Data extracted from a collection:
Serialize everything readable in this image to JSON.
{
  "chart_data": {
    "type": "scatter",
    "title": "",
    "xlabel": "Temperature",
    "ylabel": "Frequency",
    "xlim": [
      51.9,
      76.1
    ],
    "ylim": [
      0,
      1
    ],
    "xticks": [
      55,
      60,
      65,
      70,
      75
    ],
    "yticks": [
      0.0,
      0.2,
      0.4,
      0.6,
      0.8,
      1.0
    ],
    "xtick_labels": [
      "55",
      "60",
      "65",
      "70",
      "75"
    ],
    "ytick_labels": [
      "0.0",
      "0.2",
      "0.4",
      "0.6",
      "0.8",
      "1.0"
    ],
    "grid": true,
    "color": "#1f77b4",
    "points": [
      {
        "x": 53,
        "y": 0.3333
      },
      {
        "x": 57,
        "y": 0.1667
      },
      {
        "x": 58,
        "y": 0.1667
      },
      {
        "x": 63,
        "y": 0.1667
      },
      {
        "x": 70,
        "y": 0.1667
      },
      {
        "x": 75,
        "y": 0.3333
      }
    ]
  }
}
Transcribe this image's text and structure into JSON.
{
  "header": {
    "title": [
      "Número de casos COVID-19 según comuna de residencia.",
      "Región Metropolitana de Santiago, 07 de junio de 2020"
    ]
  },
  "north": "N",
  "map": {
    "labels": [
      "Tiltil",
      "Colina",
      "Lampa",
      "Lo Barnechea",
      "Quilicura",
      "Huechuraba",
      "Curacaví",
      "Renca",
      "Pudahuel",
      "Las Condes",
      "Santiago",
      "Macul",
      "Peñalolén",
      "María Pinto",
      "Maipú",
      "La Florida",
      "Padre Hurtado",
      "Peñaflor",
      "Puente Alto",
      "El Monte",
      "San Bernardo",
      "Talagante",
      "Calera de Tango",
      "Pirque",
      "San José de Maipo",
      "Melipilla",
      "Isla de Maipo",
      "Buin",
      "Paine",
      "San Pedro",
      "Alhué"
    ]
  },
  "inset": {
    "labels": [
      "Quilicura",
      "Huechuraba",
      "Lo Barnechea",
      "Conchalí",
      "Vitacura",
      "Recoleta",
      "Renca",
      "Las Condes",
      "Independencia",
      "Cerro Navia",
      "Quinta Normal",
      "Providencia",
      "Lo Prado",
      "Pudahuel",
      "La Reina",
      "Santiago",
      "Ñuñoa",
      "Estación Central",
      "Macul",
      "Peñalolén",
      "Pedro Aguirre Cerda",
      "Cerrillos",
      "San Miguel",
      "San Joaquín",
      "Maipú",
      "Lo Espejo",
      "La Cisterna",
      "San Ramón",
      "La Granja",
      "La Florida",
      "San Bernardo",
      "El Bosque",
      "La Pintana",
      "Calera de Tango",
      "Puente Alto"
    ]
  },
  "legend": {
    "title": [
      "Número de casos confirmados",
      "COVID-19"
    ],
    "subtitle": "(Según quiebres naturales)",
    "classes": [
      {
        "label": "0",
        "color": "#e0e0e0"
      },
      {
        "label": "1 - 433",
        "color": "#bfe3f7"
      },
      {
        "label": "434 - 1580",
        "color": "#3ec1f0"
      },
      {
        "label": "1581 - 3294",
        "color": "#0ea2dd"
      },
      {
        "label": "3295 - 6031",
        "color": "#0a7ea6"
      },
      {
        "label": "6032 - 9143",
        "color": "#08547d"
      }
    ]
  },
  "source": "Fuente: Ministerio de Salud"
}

To be done
What do the records say? Quote them all exactly.

Written reply
Serialize everything readable in this image to JSON.
{
  "chart_data": {
    "type": "scatter",
    "title": "",
    "xlabel": "Temperature",
    "ylabel": "Frequency",
    "xlim": [
      51.9,
      76.1
    ],
    "ylim": [
      0,
      1
    ],
    "xticks": [
      55,
      60,
      65,
      70,
      75
    ],
    "yticks": [
      0.0,
      0.2,
      0.4,
      0.6,
      0.8,
      1.0
    ],
    "xtick_labels": [
      "55",
      "60",
      "65",
      "70",
      "75"
    ],
    "ytick_labels": [
      "0.0",
      "0.2",
      "0.4",
      "0.6",
      "0.8",
      "1.0"
    ],
    "grid": true,
    "color": "#1f77b4",
    "points": [
      {
        "x": 53,
        "y": 0.3333
      },
      {
        "x": 57,
        "y": 0.1667
      },
      {
        "x": 58,
        "y": 0.1667
      },
      {
        "x": 63,
        "y": 0.1667
      },
      {
        "x": 70,
        "y": 0.1667
      },
      {
        "x": 75,
        "y": 0.3333
      }
    ]
  }
}
Transcribe this image's text and structure into JSON.
{
  "header": {
    "title": [
      "Número de casos COVID-19 según comuna de residencia.",
      "Región Metropolitana de Santiago, 07 de junio de 2020"
    ]
  },
  "north": "N",
  "map": {
    "labels": [
      "Tiltil",
      "Colina",
      "Lampa",
      "Lo Barnechea",
      "Quilicura",
      "Huechuraba",
      "Curacaví",
      "Renca",
      "Pudahuel",
      "Las Condes",
      "Santiago",
      "Macul",
      "Peñalolén",
      "María Pinto",
      "Maipú",
      "La Florida",
      "Padre Hurtado",
      "Peñaflor",
      "Puente Alto",
      "El Monte",
      "San Bernardo",
      "Talagante",
      "Calera de Tango",
      "Pirque",
      "San José de Maipo",
      "Melipilla",
      "Isla de Maipo",
      "Buin",
      "Paine",
      "San Pedro",
      "Alhué"
    ]
  },
  "inset": {
    "labels": [
      "Quilicura",
      "Huechuraba",
      "Lo Barnechea",
      "Conchalí",
      "Vitacura",
      "Recoleta",
      "Renca",
      "Las Condes",
      "Independencia",
      "Cerro Navia",
      "Quinta Normal",
      "Providencia",
      "Lo Prado",
      "Pudahuel",
      "La Reina",
      "Santiago",
      "Ñuñoa",
      "Estación Central",
      "Macul",
      "Peñalolén",
      "Pedro Aguirre Cerda",
      "Cerrillos",
      "San Miguel",
      "San Joaquín",
      "Maipú",
      "Lo Espejo",
      "La Cisterna",
      "San Ramón",
      "La Granja",
      "La Florida",
      "San Bernardo",
      "El Bosque",
      "La Pintana",
      "Calera de Tango",
      "Puente Alto"
    ]
  },
  "legend": {
    "title": [
      "Número de casos confirmados",
      "COVID-19"
    ],
    "subtitle": "(Según quiebres naturales)",
    "classes": [
      {
        "label": "0",
        "color": "#e0e0e0"
      },
      {
        "label": "1 - 433",
        "color": "#bfe3f7"
      },
      {
        "label": "434 - 1580",
        "color": "#3ec1f0"
      },
      {
        "label": "1581 - 3294",
        "color": "#0ea2dd"
      },
      {
        "label": "3295 - 6031",
        "color": "#0a7ea6"
      },
      {
        "label": "6032 - 9143",
        "color": "#08547d"
      }
    ]
  },
  "source": "Fuente: Ministerio de Salud"
}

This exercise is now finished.